→ The data
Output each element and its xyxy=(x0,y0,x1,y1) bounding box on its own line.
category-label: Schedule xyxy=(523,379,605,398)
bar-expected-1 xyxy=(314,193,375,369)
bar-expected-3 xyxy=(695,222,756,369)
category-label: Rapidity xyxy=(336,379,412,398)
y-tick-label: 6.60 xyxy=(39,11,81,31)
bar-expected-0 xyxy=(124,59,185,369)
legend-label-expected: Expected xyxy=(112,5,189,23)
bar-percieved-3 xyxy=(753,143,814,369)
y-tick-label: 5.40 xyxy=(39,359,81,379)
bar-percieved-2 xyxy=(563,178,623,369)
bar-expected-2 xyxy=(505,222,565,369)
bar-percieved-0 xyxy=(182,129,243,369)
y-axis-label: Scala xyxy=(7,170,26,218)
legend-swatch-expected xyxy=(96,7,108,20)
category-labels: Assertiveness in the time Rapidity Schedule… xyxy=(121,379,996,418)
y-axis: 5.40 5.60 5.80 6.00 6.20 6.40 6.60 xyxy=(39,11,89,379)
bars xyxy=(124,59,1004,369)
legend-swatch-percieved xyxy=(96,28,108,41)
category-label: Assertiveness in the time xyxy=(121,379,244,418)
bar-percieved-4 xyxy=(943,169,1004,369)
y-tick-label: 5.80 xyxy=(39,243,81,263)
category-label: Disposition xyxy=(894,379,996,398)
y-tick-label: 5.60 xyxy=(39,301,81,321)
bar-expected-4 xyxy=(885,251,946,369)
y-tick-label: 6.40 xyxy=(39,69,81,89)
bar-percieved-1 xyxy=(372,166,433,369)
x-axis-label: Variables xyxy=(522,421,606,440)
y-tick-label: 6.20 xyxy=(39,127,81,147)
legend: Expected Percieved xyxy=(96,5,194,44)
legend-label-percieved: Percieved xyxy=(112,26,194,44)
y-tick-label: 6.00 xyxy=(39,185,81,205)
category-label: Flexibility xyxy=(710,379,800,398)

→ What this task involves
Reproduce the material above verbatim, line by line, with no changes.

→ Worked answer
Output each element and its xyxy=(x0,y0,x1,y1) bounding box on its own line.
category-label: Schedule xyxy=(523,379,605,398)
bar-expected-1 xyxy=(314,193,375,369)
bar-expected-3 xyxy=(695,222,756,369)
category-label: Rapidity xyxy=(336,379,412,398)
y-tick-label: 6.60 xyxy=(39,11,81,31)
bar-expected-0 xyxy=(124,59,185,369)
legend-label-expected: Expected xyxy=(112,5,189,23)
bar-percieved-3 xyxy=(753,143,814,369)
y-tick-label: 5.40 xyxy=(39,359,81,379)
bar-percieved-2 xyxy=(563,178,623,369)
bar-expected-2 xyxy=(505,222,565,369)
bar-percieved-0 xyxy=(182,129,243,369)
y-axis-label: Scala xyxy=(7,170,26,218)
legend-swatch-expected xyxy=(96,7,108,20)
category-labels: Assertiveness in the time Rapidity Schedule… xyxy=(121,379,996,418)
y-axis: 5.40 5.60 5.80 6.00 6.20 6.40 6.60 xyxy=(39,11,89,379)
bars xyxy=(124,59,1004,369)
legend-swatch-percieved xyxy=(96,28,108,41)
category-label: Assertiveness in the time xyxy=(121,379,244,418)
bar-percieved-4 xyxy=(943,169,1004,369)
y-tick-label: 5.80 xyxy=(39,243,81,263)
category-label: Disposition xyxy=(894,379,996,398)
y-tick-label: 5.60 xyxy=(39,301,81,321)
bar-expected-4 xyxy=(885,251,946,369)
y-tick-label: 6.40 xyxy=(39,69,81,89)
bar-percieved-1 xyxy=(372,166,433,369)
x-axis-label: Variables xyxy=(522,421,606,440)
y-tick-label: 6.20 xyxy=(39,127,81,147)
legend: Expected Percieved xyxy=(96,5,194,44)
legend-label-percieved: Percieved xyxy=(112,26,194,44)
y-tick-label: 6.00 xyxy=(39,185,81,205)
category-label: Flexibility xyxy=(710,379,800,398)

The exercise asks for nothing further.